# Given instruction:
Can you find the lines of the listing that include "инвалиды" and copy every one?

== Records ==

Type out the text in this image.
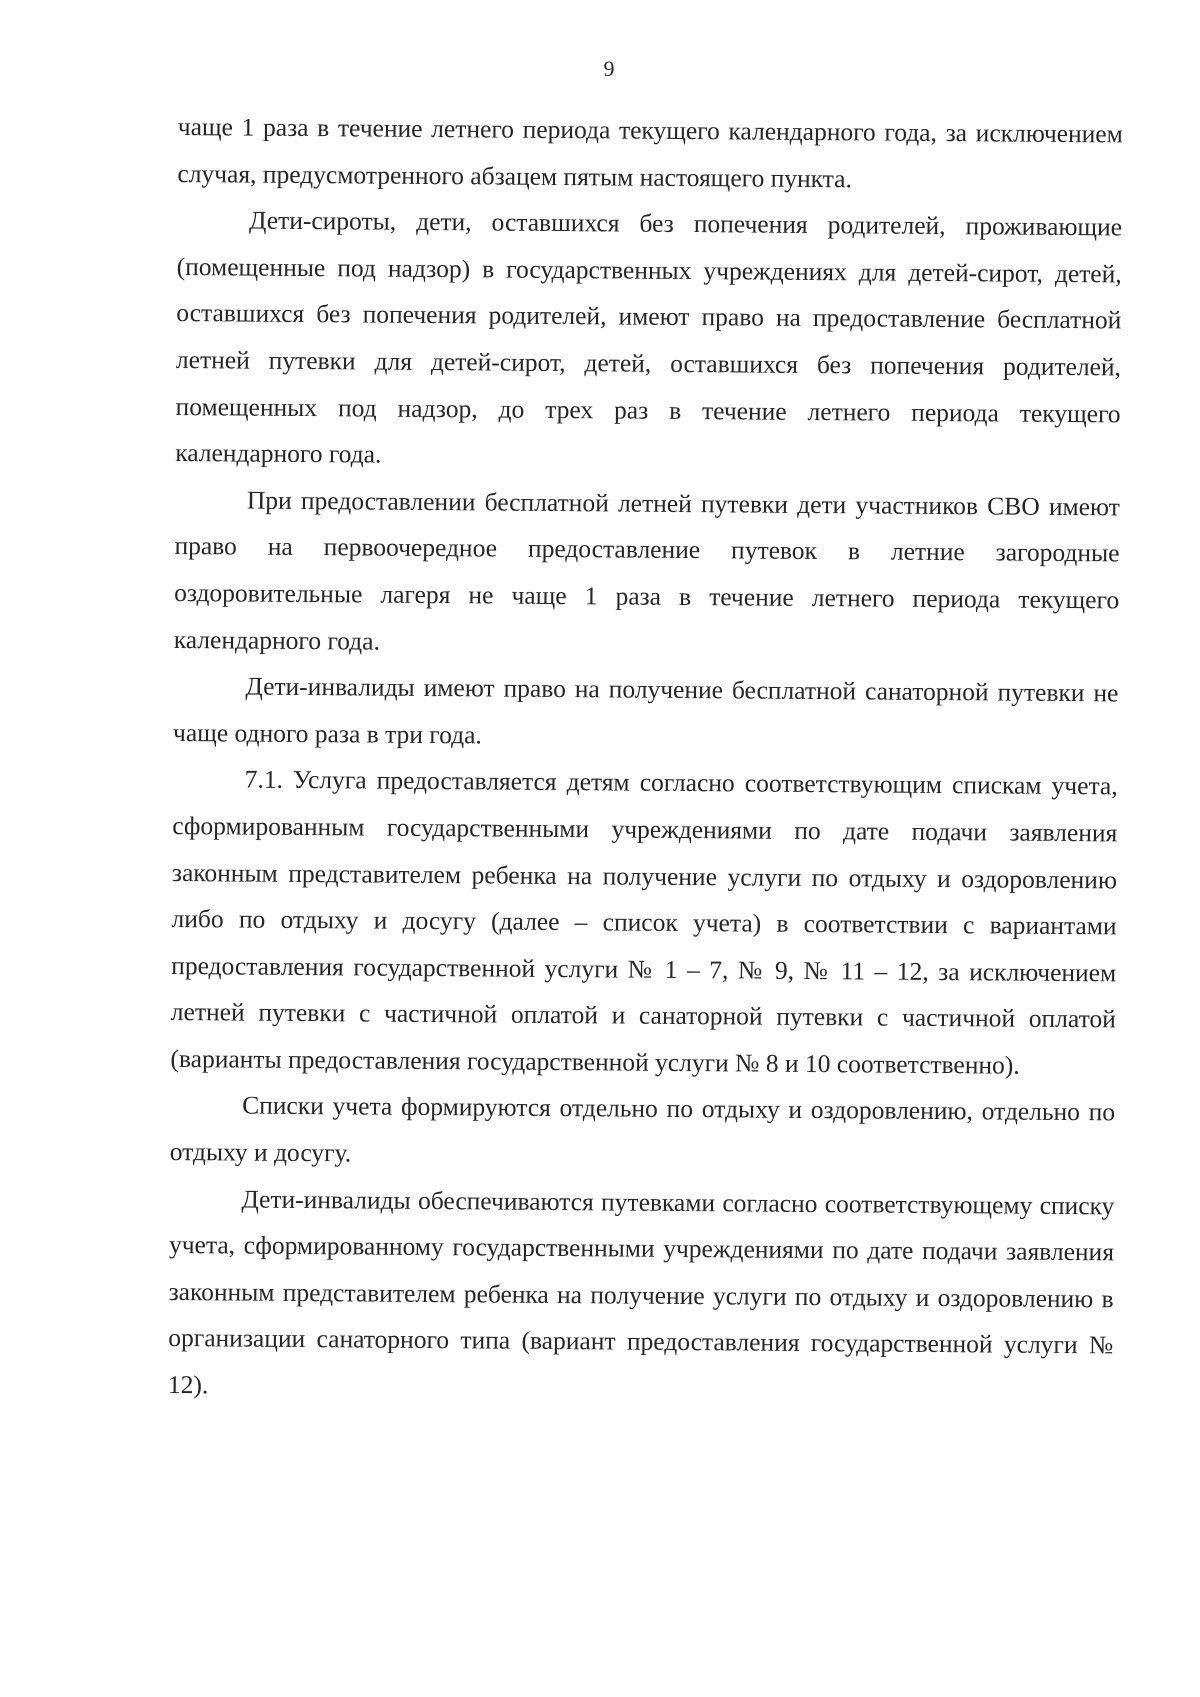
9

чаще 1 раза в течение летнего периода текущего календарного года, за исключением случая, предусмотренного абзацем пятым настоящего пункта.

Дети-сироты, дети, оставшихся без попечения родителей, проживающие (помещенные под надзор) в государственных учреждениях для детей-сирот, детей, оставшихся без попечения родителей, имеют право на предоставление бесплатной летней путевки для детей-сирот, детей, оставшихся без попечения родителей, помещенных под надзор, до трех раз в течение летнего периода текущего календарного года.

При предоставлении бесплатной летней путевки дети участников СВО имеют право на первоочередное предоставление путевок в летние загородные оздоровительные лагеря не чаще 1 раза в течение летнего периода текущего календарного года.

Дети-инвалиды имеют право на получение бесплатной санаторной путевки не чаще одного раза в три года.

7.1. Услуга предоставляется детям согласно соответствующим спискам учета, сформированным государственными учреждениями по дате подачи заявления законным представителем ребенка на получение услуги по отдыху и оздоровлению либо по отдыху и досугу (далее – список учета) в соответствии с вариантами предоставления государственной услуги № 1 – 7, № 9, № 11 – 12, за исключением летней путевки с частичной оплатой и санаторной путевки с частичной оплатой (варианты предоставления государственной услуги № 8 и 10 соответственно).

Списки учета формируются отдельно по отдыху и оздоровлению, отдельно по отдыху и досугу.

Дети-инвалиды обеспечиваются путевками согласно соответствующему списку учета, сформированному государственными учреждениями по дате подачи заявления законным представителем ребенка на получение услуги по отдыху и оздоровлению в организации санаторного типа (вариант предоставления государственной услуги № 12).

===

# Result for this task:
Дети-инвалиды имеют право на получение бесплатной санаторной путевки не чаще одного раза в три года.
Дети-инвалиды обеспечиваются путевками согласно соответствующему списку учета, сформированному государственными учреждениями по дате подачи заявления законным представителем ребенка на получение услуги по отдыху и оздоровлению в организации санаторного типа (вариант предоставления государственной услуги № 12).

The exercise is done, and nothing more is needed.